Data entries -
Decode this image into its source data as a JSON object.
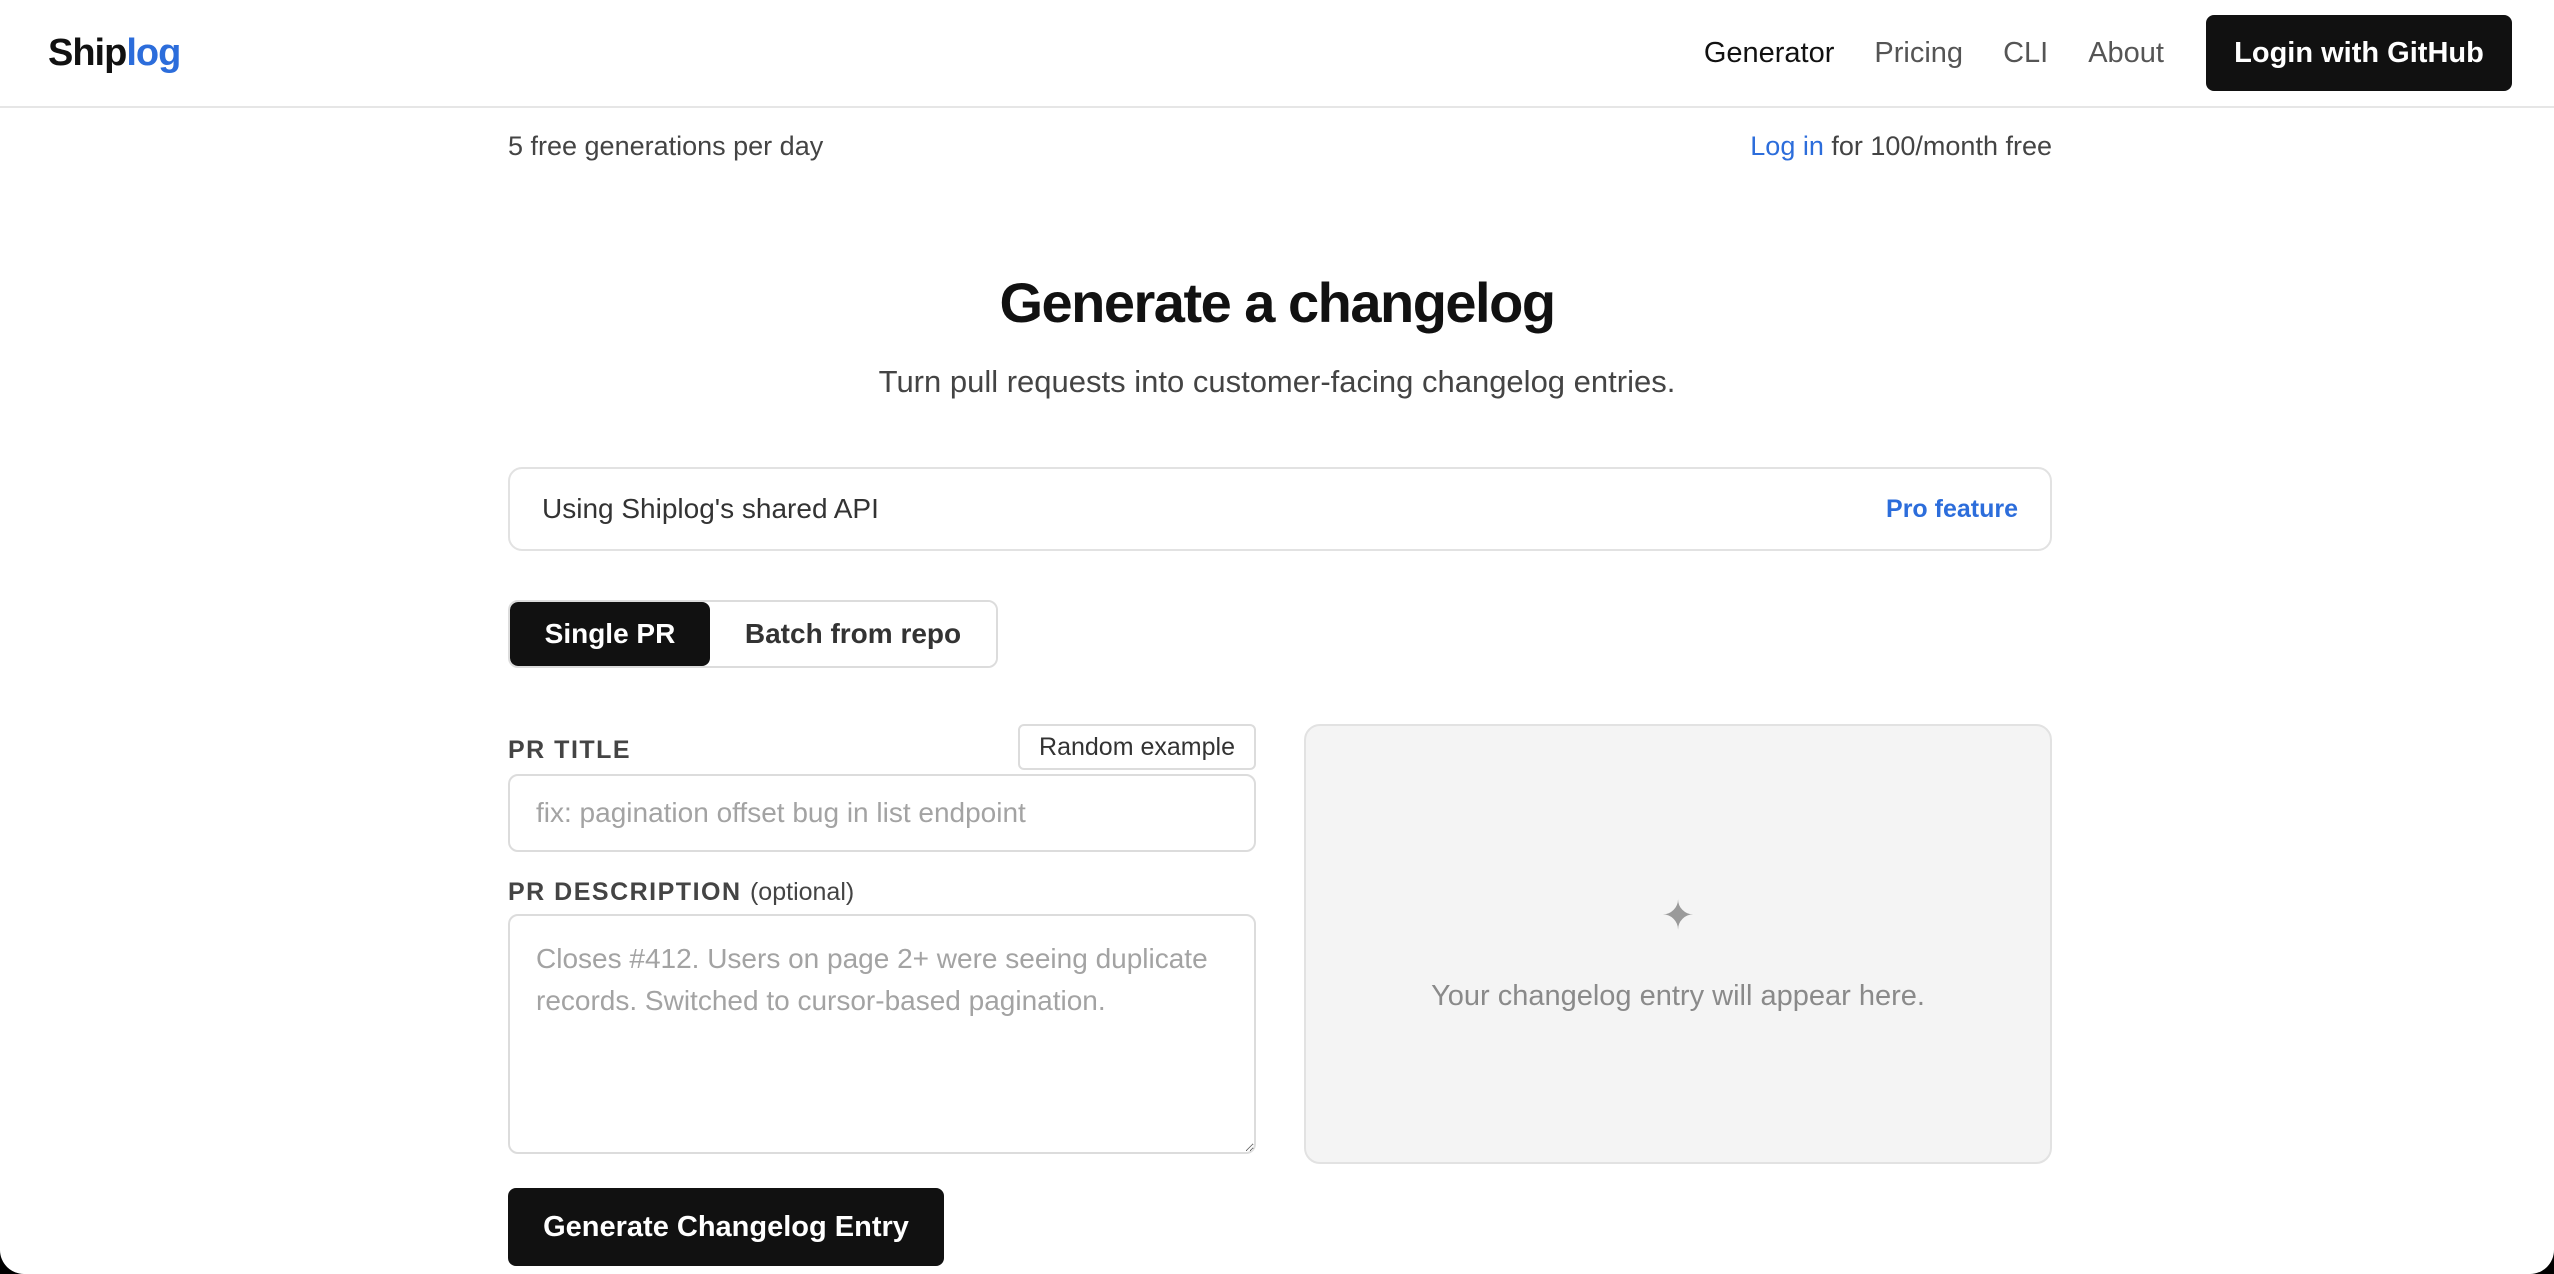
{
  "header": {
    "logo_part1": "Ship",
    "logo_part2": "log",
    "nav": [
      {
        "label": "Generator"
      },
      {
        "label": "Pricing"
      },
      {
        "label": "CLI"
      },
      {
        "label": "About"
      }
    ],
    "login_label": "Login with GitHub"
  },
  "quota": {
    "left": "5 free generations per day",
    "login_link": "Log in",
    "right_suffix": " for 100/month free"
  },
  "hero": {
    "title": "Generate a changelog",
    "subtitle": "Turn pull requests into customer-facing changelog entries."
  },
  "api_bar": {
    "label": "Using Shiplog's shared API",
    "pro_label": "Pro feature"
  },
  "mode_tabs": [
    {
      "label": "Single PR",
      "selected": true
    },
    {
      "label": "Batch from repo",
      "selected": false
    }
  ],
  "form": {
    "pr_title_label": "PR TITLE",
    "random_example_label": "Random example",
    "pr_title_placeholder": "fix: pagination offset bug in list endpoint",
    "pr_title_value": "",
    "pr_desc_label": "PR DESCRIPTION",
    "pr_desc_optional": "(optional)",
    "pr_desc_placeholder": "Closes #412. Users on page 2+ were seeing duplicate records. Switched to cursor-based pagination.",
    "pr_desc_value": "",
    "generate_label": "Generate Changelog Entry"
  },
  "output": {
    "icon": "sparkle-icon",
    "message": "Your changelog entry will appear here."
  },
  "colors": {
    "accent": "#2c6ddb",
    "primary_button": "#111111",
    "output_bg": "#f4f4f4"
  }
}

...

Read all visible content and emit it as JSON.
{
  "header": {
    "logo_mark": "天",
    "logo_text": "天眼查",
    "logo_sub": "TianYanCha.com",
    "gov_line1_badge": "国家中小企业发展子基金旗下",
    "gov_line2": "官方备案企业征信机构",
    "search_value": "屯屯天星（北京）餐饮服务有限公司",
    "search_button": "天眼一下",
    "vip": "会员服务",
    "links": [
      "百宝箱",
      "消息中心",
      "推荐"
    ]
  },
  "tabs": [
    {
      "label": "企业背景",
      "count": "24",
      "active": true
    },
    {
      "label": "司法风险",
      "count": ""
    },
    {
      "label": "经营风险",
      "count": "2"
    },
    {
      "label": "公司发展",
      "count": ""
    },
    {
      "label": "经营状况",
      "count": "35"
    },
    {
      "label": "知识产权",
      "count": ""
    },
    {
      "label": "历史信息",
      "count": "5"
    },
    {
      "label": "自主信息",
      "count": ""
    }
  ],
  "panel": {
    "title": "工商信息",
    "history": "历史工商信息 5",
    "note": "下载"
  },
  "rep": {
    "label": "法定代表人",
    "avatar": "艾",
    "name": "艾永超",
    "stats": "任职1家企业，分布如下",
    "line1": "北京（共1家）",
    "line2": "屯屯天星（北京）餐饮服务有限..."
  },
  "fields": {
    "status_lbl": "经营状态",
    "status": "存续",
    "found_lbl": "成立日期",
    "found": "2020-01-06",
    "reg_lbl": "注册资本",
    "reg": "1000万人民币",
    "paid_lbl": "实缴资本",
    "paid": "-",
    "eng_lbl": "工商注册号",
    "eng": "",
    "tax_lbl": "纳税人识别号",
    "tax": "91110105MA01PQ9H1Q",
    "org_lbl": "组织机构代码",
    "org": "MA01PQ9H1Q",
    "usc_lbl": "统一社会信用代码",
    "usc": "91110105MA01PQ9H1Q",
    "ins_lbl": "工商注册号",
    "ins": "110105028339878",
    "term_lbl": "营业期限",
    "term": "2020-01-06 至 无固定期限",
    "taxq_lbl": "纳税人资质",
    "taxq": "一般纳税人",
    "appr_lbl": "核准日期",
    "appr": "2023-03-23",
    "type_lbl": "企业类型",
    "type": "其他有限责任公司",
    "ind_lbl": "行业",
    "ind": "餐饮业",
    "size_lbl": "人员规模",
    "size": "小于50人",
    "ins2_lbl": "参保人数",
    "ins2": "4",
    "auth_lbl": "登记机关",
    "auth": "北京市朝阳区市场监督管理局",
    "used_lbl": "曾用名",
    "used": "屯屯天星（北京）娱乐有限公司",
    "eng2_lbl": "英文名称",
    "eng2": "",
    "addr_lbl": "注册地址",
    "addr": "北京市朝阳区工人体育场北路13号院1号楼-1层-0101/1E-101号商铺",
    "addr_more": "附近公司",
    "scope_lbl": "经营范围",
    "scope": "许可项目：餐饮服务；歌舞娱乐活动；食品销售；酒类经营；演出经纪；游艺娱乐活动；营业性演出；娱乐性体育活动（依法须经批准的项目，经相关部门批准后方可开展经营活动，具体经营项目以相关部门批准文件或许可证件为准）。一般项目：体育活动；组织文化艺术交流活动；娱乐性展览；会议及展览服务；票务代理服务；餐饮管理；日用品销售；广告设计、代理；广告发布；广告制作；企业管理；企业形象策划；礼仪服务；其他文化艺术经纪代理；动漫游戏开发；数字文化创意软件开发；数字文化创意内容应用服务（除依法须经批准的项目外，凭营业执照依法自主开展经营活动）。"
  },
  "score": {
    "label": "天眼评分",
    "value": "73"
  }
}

Required task - Isolate the lines that hold the word "into" and copy all of them.

Finished answer -
Decode this image into its source data as a JSON object.
    "subtitle": "Turn pull requests into customer-facing changelog entries."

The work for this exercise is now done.